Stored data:
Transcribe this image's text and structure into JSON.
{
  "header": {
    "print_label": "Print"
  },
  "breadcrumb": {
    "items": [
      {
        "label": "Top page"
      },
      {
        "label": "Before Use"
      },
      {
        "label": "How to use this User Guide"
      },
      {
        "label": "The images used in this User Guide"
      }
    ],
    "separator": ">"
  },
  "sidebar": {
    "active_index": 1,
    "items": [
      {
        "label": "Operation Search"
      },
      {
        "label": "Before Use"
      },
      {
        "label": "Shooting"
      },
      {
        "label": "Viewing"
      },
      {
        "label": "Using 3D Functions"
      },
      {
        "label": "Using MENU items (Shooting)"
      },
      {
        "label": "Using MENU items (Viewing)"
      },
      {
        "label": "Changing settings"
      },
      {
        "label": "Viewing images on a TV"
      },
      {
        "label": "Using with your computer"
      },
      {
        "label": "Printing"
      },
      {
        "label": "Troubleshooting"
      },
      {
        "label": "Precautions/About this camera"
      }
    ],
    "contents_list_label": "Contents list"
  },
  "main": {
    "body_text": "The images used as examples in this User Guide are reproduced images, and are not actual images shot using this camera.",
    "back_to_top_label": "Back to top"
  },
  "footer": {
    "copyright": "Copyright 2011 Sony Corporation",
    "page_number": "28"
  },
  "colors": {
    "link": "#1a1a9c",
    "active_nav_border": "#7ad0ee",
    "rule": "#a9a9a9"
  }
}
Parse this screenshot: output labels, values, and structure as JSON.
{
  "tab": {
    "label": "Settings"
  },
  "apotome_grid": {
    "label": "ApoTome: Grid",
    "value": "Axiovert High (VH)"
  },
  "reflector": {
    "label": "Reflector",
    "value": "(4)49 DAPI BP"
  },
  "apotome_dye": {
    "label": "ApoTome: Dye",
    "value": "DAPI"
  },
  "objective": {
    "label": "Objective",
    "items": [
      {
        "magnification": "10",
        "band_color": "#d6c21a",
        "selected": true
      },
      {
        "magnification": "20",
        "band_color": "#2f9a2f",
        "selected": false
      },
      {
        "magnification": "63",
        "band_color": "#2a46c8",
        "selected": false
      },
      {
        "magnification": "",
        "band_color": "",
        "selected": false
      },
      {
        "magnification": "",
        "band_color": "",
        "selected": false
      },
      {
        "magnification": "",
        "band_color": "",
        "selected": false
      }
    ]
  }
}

JOB -
Print the entries exactly. Include every one.

SOLUTION -
Transcribe this image's text and structure into JSON.
{
  "header": {
    "print_label": "Print"
  },
  "breadcrumb": {
    "items": [
      {
        "label": "Top page"
      },
      {
        "label": "Before Use"
      },
      {
        "label": "How to use this User Guide"
      },
      {
        "label": "The images used in this User Guide"
      }
    ],
    "separator": ">"
  },
  "sidebar": {
    "active_index": 1,
    "items": [
      {
        "label": "Operation Search"
      },
      {
        "label": "Before Use"
      },
      {
        "label": "Shooting"
      },
      {
        "label": "Viewing"
      },
      {
        "label": "Using 3D Functions"
      },
      {
        "label": "Using MENU items (Shooting)"
      },
      {
        "label": "Using MENU items (Viewing)"
      },
      {
        "label": "Changing settings"
      },
      {
        "label": "Viewing images on a TV"
      },
      {
        "label": "Using with your computer"
      },
      {
        "label": "Printing"
      },
      {
        "label": "Troubleshooting"
      },
      {
        "label": "Precautions/About this camera"
      }
    ],
    "contents_list_label": "Contents list"
  },
  "main": {
    "body_text": "The images used as examples in this User Guide are reproduced images, and are not actual images shot using this camera.",
    "back_to_top_label": "Back to top"
  },
  "footer": {
    "copyright": "Copyright 2011 Sony Corporation",
    "page_number": "28"
  },
  "colors": {
    "link": "#1a1a9c",
    "active_nav_border": "#7ad0ee",
    "rule": "#a9a9a9"
  }
}
Parse this screenshot: output labels, values, and structure as JSON.
{
  "tab": {
    "label": "Settings"
  },
  "apotome_grid": {
    "label": "ApoTome: Grid",
    "value": "Axiovert High (VH)"
  },
  "reflector": {
    "label": "Reflector",
    "value": "(4)49 DAPI BP"
  },
  "apotome_dye": {
    "label": "ApoTome: Dye",
    "value": "DAPI"
  },
  "objective": {
    "label": "Objective",
    "items": [
      {
        "magnification": "10",
        "band_color": "#d6c21a",
        "selected": true
      },
      {
        "magnification": "20",
        "band_color": "#2f9a2f",
        "selected": false
      },
      {
        "magnification": "63",
        "band_color": "#2a46c8",
        "selected": false
      },
      {
        "magnification": "",
        "band_color": "",
        "selected": false
      },
      {
        "magnification": "",
        "band_color": "",
        "selected": false
      },
      {
        "magnification": "",
        "band_color": "",
        "selected": false
      }
    ]
  }
}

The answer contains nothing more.